[PROBLEM TO SOLVE]:
Track down the lines that contain "braku" and copy them.

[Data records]
- - -
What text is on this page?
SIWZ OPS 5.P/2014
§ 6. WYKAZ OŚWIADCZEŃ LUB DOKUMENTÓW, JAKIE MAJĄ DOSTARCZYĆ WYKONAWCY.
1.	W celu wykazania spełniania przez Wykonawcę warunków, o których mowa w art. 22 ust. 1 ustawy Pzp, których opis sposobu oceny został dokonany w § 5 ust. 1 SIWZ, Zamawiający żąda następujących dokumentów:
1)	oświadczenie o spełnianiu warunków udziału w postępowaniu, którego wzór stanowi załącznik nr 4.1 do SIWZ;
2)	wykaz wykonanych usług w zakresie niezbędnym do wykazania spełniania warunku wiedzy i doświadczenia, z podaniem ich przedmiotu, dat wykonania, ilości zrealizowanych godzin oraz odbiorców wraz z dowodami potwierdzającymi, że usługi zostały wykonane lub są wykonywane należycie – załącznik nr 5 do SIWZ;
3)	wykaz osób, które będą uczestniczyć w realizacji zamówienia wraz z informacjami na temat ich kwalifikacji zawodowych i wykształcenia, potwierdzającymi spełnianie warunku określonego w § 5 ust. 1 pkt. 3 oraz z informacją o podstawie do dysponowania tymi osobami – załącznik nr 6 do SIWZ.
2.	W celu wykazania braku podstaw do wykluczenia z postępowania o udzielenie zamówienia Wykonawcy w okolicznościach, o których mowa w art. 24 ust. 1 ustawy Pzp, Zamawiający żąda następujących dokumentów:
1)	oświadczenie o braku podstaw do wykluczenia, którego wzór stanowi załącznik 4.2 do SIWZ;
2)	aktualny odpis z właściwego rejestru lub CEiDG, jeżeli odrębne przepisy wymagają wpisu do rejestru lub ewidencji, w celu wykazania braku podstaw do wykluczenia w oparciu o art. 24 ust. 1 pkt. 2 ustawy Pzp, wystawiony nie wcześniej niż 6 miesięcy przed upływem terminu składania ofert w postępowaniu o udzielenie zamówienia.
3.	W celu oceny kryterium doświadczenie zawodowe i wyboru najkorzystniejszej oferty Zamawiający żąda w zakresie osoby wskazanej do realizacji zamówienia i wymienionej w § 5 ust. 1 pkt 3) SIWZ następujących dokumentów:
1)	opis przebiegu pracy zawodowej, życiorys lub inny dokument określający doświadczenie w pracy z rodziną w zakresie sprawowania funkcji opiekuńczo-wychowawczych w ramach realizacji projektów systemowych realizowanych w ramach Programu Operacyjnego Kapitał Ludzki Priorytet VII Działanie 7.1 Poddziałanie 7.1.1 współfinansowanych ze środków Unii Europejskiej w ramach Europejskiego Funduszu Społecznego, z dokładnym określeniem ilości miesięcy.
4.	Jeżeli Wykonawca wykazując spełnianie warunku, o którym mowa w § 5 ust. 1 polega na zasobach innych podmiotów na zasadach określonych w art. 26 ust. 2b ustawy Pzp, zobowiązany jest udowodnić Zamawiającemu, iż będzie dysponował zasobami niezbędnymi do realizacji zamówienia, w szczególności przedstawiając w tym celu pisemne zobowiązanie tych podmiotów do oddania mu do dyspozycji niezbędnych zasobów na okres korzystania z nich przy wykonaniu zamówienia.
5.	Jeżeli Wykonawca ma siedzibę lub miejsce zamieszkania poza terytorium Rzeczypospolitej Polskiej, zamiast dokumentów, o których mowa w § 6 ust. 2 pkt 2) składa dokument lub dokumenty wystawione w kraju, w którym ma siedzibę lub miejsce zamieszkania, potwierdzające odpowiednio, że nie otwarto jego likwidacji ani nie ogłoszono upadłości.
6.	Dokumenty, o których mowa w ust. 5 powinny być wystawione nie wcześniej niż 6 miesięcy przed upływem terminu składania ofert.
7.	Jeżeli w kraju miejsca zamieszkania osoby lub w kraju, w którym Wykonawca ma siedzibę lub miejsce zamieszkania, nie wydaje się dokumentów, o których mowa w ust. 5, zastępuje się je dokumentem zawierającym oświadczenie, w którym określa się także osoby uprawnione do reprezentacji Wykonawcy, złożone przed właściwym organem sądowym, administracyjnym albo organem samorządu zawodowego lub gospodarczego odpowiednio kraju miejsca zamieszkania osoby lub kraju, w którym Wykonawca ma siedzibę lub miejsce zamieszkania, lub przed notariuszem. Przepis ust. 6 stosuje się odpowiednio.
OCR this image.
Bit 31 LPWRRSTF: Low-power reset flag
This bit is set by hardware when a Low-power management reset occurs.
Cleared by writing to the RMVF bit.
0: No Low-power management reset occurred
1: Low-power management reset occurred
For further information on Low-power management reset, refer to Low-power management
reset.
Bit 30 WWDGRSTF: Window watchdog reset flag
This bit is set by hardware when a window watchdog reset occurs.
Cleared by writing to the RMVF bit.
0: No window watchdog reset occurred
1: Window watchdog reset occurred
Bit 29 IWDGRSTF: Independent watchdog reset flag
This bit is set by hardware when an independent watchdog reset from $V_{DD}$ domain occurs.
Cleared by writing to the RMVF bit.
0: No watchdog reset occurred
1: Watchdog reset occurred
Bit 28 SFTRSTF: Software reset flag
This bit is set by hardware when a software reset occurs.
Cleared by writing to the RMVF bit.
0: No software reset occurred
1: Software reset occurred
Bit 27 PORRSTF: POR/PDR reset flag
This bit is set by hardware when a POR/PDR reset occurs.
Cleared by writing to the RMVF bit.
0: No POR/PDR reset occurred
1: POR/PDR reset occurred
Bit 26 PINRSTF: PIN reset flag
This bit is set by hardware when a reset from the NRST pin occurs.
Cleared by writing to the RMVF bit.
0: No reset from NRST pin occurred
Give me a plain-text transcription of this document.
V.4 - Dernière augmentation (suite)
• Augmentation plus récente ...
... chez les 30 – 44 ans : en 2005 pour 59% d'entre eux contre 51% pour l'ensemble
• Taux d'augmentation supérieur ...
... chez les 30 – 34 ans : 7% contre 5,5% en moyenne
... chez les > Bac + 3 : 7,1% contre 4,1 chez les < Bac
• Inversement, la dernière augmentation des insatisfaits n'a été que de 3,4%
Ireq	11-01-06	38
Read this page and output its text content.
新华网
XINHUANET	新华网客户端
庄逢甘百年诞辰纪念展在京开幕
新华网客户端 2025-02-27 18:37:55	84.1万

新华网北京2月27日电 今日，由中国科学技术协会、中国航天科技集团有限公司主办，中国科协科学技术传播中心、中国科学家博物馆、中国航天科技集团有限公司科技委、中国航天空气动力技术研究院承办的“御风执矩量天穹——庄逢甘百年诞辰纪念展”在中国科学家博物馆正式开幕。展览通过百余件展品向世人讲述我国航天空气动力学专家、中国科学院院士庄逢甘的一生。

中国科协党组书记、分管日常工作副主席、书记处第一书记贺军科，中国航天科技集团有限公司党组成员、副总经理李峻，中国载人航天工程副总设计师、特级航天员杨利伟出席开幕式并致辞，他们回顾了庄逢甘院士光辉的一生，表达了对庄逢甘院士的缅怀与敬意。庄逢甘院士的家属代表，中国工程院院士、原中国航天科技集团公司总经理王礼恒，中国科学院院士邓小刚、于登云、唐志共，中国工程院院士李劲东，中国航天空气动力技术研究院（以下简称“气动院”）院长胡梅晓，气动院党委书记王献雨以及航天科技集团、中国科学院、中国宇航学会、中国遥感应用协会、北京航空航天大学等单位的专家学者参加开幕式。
- - -
[SOLUTION TO THE PROBLEM]:
2.	W celu wykazania braku podstaw do wykluczenia z postępowania o udzielenie zamówienia Wykonawcy w okolicznościach, o których mowa w art. 24 ust. 1 ustawy Pzp, Zamawiający żąda następujących dokumentów:
1)	oświadczenie o braku podstaw do wykluczenia, którego wzór stanowi załącznik 4.2 do SIWZ;
2)	aktualny odpis z właściwego rejestru lub CEiDG, jeżeli odrębne przepisy wymagają wpisu do rejestru lub ewidencji, w celu wykazania braku podstaw do wykluczenia w oparciu o art. 24 ust. 1 pkt. 2 ustawy Pzp, wystawiony nie wcześniej niż 6 miesięcy przed upływem terminu składania ofert w postępowaniu o udzielenie zamówienia.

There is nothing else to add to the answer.